▶ [AIM]
Check each line below for "JSON" and report how many have it, nothing else.

▶ [EXCERPTED RECORDS]
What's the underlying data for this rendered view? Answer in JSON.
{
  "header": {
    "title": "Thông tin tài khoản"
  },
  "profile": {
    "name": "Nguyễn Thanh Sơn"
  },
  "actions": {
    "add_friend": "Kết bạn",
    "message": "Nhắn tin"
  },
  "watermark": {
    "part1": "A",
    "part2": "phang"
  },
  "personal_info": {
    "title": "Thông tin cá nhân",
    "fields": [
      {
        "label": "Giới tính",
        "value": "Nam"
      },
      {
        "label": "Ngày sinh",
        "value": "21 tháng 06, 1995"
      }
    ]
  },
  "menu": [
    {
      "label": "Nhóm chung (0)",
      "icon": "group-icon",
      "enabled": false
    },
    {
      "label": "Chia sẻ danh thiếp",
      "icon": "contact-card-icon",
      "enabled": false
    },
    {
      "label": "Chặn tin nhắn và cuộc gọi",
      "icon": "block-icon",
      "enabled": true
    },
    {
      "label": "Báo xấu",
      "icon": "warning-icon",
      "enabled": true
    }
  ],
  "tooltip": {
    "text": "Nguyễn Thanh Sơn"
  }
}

==

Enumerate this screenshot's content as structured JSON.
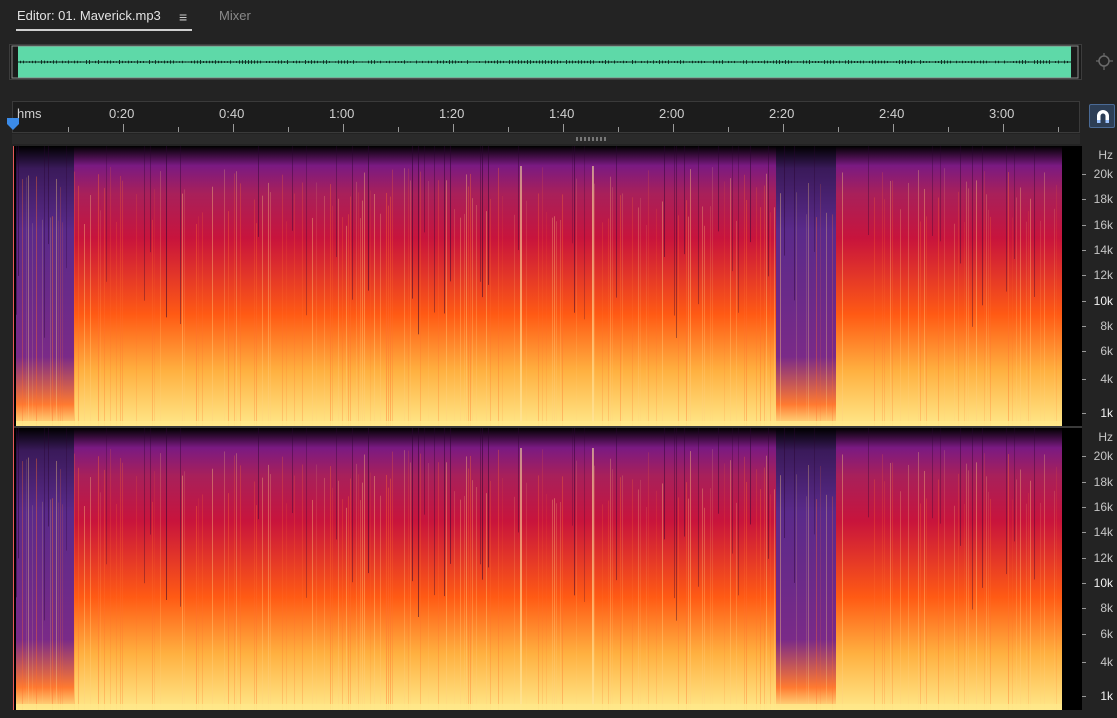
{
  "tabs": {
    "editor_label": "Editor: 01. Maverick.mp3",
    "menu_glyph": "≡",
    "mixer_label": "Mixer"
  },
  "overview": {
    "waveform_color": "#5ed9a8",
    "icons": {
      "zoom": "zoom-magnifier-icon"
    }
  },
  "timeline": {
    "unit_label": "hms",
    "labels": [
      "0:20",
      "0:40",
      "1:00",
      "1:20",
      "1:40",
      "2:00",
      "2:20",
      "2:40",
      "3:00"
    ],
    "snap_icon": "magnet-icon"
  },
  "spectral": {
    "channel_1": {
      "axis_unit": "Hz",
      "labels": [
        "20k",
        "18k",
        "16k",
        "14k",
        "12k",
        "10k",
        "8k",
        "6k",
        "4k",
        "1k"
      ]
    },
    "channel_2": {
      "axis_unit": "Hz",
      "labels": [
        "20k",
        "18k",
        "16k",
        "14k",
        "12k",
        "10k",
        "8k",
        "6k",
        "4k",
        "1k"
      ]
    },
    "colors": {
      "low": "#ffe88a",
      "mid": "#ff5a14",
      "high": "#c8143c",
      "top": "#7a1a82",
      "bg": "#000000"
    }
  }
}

* * *

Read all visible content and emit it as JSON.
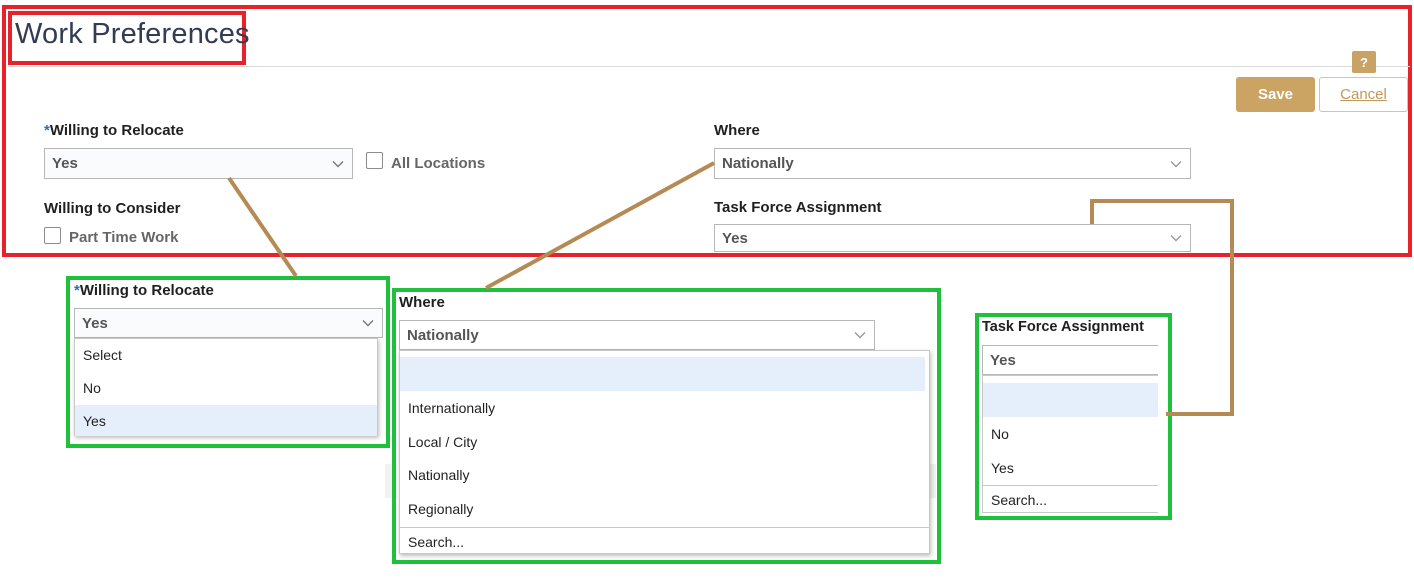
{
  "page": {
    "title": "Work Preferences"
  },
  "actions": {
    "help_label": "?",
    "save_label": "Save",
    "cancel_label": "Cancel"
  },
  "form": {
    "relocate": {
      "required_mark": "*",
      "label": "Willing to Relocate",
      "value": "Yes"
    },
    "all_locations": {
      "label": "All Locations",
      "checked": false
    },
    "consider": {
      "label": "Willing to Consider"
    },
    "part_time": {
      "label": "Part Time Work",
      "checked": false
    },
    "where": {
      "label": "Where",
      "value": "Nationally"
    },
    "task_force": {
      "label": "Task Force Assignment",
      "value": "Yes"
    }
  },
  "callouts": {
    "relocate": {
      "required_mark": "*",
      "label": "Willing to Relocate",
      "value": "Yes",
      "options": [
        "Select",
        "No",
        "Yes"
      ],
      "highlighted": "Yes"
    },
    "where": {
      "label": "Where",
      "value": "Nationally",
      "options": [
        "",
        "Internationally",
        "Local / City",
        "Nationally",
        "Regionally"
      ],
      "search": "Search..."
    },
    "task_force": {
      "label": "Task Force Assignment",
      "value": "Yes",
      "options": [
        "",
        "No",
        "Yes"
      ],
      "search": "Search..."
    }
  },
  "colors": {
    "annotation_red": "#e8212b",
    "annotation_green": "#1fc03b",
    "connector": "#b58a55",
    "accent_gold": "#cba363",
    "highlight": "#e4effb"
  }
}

▶ [WRITTEN RESPONSE]
3